--- SOURCE PASSAGE ---
^^^^^^^^
# Three Blocks Contact force

1. Sep 27, 2008

### robvba

1. The problem statement, all variables and given/known data
Three blocks on a frictionless horizontal surface are in contact with each other. A force F is applied to block A (mass mA ). If mA=mB=mC=10.0 kg and F = 96.0 N, determine the force of contact that each block exerts on its neighbor.

2. Relevant equations

3. The attempt at a solution

a=96/(10+10+10)=3.2N

contact force between mA and mB: 96-3.2*10=64
contact force between mB and mC: 3.2*10=32 or 64-3.2*10=32

did i solve this right?

thank you

2. Sep 27, 2008

### tiny-tim

Hi robvba!

Correct result … and it looks like you got it the right way, but I'm not sure.

This is a Newton's second law problem … you really shouldn't talk about the "force between" two bodies … each equation should only concern the forces on a particular body.
^^^^^^^^
--- INFORMATION SHOWN ---
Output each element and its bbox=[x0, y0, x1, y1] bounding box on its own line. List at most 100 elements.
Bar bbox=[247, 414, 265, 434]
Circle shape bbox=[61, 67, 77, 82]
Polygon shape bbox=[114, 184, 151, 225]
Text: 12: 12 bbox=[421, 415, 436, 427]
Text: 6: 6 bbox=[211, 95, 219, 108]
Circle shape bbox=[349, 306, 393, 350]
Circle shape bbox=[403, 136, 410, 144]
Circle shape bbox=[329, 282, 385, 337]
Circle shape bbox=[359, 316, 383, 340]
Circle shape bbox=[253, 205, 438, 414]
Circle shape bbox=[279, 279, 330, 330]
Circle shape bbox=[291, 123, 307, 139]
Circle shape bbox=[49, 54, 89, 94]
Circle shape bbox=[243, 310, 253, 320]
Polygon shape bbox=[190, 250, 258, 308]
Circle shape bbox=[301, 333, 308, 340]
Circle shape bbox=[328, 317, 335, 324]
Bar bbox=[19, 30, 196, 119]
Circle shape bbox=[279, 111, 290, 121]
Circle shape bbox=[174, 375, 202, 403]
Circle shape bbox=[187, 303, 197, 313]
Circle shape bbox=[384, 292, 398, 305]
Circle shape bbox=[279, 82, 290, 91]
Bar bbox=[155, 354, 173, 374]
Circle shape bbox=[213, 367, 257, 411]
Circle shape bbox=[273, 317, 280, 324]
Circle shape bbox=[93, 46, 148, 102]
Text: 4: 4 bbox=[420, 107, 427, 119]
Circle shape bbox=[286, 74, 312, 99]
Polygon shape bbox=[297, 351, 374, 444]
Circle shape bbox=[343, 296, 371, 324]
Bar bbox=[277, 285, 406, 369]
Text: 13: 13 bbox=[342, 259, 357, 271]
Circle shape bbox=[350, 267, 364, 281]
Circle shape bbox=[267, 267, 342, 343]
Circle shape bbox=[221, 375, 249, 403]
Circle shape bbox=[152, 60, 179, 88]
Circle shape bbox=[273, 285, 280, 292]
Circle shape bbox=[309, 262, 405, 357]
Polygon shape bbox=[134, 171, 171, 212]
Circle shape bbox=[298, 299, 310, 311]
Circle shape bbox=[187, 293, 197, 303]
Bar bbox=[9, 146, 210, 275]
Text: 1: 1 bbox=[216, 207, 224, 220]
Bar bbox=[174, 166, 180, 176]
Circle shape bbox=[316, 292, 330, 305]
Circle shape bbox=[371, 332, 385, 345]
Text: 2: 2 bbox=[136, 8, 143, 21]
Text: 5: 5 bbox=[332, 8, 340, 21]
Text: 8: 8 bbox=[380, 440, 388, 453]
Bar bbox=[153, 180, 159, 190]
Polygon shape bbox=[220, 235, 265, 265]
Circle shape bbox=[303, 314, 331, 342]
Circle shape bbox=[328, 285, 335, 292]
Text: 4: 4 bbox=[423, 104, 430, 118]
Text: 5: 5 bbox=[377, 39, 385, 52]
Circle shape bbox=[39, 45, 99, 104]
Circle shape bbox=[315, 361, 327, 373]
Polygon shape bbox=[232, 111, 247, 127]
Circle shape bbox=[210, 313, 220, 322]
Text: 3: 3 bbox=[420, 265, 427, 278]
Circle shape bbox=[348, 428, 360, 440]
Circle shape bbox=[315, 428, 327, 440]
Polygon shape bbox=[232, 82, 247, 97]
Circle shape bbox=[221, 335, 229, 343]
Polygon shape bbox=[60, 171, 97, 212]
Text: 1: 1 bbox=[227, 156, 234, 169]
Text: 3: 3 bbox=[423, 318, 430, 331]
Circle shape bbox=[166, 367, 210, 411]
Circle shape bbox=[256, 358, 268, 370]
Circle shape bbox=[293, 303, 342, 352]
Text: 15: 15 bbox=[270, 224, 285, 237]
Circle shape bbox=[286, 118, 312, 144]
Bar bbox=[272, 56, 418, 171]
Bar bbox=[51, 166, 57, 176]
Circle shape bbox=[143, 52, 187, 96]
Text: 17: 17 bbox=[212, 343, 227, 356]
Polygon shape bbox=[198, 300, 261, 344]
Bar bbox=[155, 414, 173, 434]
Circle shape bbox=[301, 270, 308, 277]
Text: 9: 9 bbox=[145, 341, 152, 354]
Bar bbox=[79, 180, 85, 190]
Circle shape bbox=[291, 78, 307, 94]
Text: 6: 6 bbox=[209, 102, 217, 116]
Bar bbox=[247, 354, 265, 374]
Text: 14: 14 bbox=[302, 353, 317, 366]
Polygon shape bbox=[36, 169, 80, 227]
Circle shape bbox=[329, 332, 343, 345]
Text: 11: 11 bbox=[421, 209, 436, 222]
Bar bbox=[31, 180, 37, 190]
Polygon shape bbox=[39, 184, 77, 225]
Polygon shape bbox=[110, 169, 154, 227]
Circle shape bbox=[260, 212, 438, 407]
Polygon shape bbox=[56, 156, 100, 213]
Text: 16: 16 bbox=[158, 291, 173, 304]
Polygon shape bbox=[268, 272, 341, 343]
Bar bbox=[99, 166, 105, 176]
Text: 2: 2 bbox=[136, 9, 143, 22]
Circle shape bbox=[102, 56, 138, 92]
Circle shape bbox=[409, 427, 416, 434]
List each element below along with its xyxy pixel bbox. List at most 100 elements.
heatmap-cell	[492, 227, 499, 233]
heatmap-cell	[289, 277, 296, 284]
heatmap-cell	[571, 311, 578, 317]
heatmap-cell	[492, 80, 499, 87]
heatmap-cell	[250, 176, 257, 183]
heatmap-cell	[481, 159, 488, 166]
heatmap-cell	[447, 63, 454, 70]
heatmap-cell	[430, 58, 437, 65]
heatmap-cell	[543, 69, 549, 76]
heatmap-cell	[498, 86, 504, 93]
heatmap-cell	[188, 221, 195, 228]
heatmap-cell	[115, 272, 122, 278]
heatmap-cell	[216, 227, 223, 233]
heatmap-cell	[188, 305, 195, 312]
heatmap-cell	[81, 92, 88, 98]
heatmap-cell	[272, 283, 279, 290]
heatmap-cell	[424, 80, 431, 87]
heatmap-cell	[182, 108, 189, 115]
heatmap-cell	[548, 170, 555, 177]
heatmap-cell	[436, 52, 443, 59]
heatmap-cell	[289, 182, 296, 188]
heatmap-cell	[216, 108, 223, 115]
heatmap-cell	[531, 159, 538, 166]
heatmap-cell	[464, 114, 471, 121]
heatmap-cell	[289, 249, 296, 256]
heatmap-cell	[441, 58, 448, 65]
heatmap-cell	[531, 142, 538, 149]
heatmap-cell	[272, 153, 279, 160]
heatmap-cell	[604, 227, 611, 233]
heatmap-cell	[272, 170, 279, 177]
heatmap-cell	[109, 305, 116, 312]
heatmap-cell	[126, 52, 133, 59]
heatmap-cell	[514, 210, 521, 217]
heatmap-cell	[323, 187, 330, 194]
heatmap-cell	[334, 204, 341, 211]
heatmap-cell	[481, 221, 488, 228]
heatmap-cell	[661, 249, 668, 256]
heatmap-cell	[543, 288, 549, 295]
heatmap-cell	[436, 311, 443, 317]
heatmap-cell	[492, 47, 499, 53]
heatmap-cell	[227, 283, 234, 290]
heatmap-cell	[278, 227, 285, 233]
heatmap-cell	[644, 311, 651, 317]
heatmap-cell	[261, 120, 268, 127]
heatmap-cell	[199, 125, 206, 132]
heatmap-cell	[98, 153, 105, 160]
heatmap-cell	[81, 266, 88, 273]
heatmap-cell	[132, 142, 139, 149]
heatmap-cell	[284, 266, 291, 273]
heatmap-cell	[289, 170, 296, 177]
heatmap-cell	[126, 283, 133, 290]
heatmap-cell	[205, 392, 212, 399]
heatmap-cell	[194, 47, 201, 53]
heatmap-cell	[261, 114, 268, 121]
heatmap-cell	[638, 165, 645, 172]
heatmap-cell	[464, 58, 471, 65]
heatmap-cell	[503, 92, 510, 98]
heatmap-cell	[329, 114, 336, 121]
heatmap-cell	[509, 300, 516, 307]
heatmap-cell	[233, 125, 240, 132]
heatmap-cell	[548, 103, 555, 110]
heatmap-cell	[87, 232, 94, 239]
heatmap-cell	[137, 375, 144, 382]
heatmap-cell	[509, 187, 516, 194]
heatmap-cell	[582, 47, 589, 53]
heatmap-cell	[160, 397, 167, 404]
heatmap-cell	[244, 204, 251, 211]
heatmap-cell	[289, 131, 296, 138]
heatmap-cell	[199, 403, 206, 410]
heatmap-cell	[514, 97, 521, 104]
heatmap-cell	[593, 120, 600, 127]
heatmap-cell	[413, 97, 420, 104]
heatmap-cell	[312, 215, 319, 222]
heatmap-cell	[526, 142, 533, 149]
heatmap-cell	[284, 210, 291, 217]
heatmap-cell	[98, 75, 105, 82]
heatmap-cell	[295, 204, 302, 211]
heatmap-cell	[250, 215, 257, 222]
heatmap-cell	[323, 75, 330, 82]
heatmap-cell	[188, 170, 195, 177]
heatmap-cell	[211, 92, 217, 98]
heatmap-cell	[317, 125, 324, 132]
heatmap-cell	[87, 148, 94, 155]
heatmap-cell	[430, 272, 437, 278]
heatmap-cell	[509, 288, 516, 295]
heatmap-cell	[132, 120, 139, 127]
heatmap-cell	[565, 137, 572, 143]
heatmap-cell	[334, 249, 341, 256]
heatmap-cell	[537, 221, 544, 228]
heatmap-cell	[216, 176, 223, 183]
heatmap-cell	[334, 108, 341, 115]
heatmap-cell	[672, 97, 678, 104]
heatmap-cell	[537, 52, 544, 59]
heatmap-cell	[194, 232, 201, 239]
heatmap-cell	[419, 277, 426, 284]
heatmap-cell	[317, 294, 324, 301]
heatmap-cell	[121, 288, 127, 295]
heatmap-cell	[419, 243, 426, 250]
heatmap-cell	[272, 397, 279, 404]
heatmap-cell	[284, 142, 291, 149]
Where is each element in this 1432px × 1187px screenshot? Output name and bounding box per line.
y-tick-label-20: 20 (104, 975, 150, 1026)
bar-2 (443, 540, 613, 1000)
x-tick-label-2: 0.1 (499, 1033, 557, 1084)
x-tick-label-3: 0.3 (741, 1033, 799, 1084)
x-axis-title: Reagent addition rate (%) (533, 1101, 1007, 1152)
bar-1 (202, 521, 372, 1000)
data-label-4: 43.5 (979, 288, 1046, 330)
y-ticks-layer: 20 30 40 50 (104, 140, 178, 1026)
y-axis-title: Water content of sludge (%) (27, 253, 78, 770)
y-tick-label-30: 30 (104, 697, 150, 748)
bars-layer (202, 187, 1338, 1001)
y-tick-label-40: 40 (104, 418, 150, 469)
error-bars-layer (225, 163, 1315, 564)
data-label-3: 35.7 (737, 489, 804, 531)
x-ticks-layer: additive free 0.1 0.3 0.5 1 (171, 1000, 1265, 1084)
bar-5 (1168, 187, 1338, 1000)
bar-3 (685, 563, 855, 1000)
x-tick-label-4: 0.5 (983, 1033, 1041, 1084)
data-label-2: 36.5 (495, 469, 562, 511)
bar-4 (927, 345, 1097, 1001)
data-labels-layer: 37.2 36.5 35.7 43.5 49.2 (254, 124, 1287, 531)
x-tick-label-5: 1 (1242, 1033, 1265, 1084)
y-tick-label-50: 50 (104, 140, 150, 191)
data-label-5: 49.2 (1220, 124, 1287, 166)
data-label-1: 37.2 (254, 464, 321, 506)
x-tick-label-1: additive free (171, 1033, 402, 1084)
^^^^^^^^
--- TASKS TO COMPLETE ---
(a) In the forum thread about the three blocks, translate this sentence into Spanish: "Three blocks on a frictionless horizontal surface are in contact with each other."
(b) Write the next part of the forum thread about the three blocks, picking up after its last sentence.

--- ANSWERS FOR THIS EXERCISE ---
(a) Tres bloques sobre una superficie horizontal sin fricción están en contacto entre sí.

(b)
3. Sep 27, 2008

### robvba

thank you. you're right. it's force of contact that each block exerts on it's neighbor. which would mean that block mA exerts a force of 64N on block mB while block mB exerts an equal and opposite force back; so mA = -mB. is that a fair statement?

4. Sep 27, 2008

### tiny-tim

erm … I don't think you mean mA = -mB, do you?

I was thinking more of mass times acceleration = sum of forces …

you know the acceleration of block A, so the sum of forces on block A is … , and so the reaction force from block B on block A is … ?

5. Sep 27, 2008

### robvba

right. i meant Fba = - Fab (Force of A on B = negative Force of B on A)...?